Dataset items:
■ ■ ■ ■
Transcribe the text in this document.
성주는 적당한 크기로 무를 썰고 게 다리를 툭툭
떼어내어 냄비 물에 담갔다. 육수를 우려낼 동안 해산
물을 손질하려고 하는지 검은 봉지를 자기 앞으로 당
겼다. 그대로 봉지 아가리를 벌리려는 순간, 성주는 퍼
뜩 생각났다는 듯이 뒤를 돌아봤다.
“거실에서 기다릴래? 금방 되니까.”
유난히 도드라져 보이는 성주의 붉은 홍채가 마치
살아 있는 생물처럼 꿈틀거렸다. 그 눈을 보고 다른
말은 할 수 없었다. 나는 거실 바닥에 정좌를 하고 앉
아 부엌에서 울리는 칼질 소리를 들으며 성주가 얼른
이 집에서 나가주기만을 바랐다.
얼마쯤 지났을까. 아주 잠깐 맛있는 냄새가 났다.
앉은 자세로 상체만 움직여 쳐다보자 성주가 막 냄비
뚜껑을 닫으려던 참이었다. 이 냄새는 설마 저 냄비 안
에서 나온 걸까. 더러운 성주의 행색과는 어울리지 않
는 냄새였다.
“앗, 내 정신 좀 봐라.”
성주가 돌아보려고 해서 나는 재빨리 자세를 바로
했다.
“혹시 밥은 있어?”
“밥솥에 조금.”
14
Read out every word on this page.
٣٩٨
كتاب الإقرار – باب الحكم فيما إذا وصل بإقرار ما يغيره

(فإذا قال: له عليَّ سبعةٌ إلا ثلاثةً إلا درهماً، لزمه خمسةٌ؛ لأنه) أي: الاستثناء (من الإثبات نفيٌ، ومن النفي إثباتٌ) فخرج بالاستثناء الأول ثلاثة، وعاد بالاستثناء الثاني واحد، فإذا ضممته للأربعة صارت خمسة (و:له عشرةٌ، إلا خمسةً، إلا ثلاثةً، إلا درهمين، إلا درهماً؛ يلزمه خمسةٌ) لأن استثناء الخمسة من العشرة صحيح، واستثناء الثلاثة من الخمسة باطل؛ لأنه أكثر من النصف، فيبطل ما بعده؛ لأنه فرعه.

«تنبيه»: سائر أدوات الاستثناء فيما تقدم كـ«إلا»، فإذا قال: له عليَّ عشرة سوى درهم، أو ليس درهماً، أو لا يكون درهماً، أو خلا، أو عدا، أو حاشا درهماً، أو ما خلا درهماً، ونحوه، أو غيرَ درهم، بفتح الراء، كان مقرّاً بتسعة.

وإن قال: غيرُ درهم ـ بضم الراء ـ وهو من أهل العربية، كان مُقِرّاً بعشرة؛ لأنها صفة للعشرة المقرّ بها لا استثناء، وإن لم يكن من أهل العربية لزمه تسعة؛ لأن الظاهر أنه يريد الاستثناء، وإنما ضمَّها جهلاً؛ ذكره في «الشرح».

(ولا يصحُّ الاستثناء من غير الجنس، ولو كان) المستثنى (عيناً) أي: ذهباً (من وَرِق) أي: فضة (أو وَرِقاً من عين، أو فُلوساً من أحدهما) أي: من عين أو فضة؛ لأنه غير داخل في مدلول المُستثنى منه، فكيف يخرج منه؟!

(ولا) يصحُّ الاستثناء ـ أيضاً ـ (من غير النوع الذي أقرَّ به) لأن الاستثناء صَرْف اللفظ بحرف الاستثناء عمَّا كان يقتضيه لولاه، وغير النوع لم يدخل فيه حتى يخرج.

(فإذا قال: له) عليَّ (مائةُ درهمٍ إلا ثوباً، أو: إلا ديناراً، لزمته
■ ■ ■ ■
Required task: Write the material out exactly, with nothing left out.

Worked solution:
Transcribe the text in this document.
성주는 적당한 크기로 무를 썰고 게 다리를 툭툭
떼어내어 냄비 물에 담갔다. 육수를 우려낼 동안 해산
물을 손질하려고 하는지 검은 봉지를 자기 앞으로 당
겼다. 그대로 봉지 아가리를 벌리려는 순간, 성주는 퍼
뜩 생각났다는 듯이 뒤를 돌아봤다.
“거실에서 기다릴래? 금방 되니까.”
유난히 도드라져 보이는 성주의 붉은 홍채가 마치
살아 있는 생물처럼 꿈틀거렸다. 그 눈을 보고 다른
말은 할 수 없었다. 나는 거실 바닥에 정좌를 하고 앉
아 부엌에서 울리는 칼질 소리를 들으며 성주가 얼른
이 집에서 나가주기만을 바랐다.
얼마쯤 지났을까. 아주 잠깐 맛있는 냄새가 났다.
앉은 자세로 상체만 움직여 쳐다보자 성주가 막 냄비
뚜껑을 닫으려던 참이었다. 이 냄새는 설마 저 냄비 안
에서 나온 걸까. 더러운 성주의 행색과는 어울리지 않
는 냄새였다.
“앗, 내 정신 좀 봐라.”
성주가 돌아보려고 해서 나는 재빨리 자세를 바로
했다.
“혹시 밥은 있어?”
“밥솥에 조금.”
14
Read out every word on this page.
٣٩٨
كتاب الإقرار – باب الحكم فيما إذا وصل بإقرار ما يغيره

(فإذا قال: له عليَّ سبعةٌ إلا ثلاثةً إلا درهماً، لزمه خمسةٌ؛ لأنه) أي: الاستثناء (من الإثبات نفيٌ، ومن النفي إثباتٌ) فخرج بالاستثناء الأول ثلاثة، وعاد بالاستثناء الثاني واحد، فإذا ضممته للأربعة صارت خمسة (و:له عشرةٌ، إلا خمسةً، إلا ثلاثةً، إلا درهمين، إلا درهماً؛ يلزمه خمسةٌ) لأن استثناء الخمسة من العشرة صحيح، واستثناء الثلاثة من الخمسة باطل؛ لأنه أكثر من النصف، فيبطل ما بعده؛ لأنه فرعه.

«تنبيه»: سائر أدوات الاستثناء فيما تقدم كـ«إلا»، فإذا قال: له عليَّ عشرة سوى درهم، أو ليس درهماً، أو لا يكون درهماً، أو خلا، أو عدا، أو حاشا درهماً، أو ما خلا درهماً، ونحوه، أو غيرَ درهم، بفتح الراء، كان مقرّاً بتسعة.

وإن قال: غيرُ درهم ـ بضم الراء ـ وهو من أهل العربية، كان مُقِرّاً بعشرة؛ لأنها صفة للعشرة المقرّ بها لا استثناء، وإن لم يكن من أهل العربية لزمه تسعة؛ لأن الظاهر أنه يريد الاستثناء، وإنما ضمَّها جهلاً؛ ذكره في «الشرح».

(ولا يصحُّ الاستثناء من غير الجنس، ولو كان) المستثنى (عيناً) أي: ذهباً (من وَرِق) أي: فضة (أو وَرِقاً من عين، أو فُلوساً من أحدهما) أي: من عين أو فضة؛ لأنه غير داخل في مدلول المُستثنى منه، فكيف يخرج منه؟!

(ولا) يصحُّ الاستثناء ـ أيضاً ـ (من غير النوع الذي أقرَّ به) لأن الاستثناء صَرْف اللفظ بحرف الاستثناء عمَّا كان يقتضيه لولاه، وغير النوع لم يدخل فيه حتى يخرج.

(فإذا قال: له) عليَّ (مائةُ درهمٍ إلا ثوباً، أو: إلا ديناراً، لزمته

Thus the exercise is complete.